ЦЕЛЬ ЗАДАНИЯ: Перепишите без изменений строки, начиная со строки, в которой есть «framework-label: Framework: [381, 687, 547, 721]», и заканчивая строкой с «watermark: SQLPAC: [783, 728, 912, 762]» включительно.

РАБОЧИЕ ДАННЫЕ:
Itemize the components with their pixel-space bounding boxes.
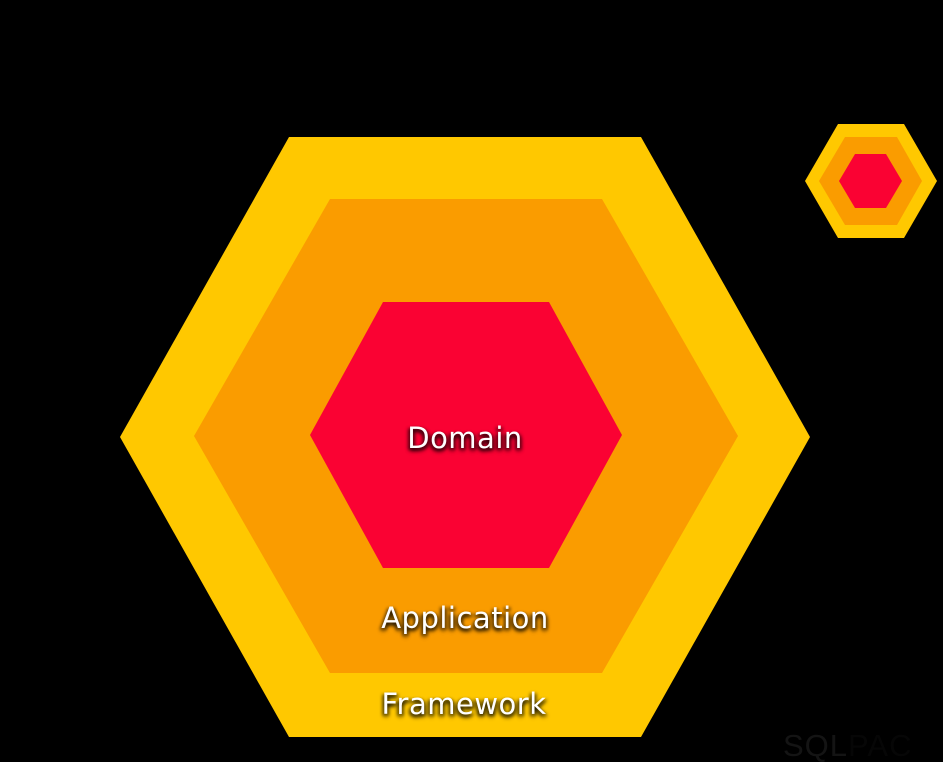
framework-label: Framework: [381, 687, 547, 721]
domain-hexagon: [310, 302, 622, 568]
watermark-faint-text: PAC: [848, 728, 913, 762]
mini-domain-hexagon: [839, 154, 902, 208]
main-hexagon-group: [120, 137, 810, 737]
domain-label: Domain: [407, 421, 523, 455]
mini-hexagon-group: [805, 124, 937, 238]
watermark: SQLPAC: [783, 728, 912, 762]
watermark-visible-text: SQL: [783, 728, 849, 762]
application-label: Application: [381, 601, 549, 635]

ОЖИДАЕМЫЙ ОТВЕТ:
framework-label: Framework: [381, 687, 547, 721]
domain-hexagon: [310, 302, 622, 568]
watermark-faint-text: PAC: [848, 728, 913, 762]
mini-domain-hexagon: [839, 154, 902, 208]
main-hexagon-group: [120, 137, 810, 737]
domain-label: Domain: [407, 421, 523, 455]
mini-hexagon-group: [805, 124, 937, 238]
watermark: SQLPAC: [783, 728, 912, 762]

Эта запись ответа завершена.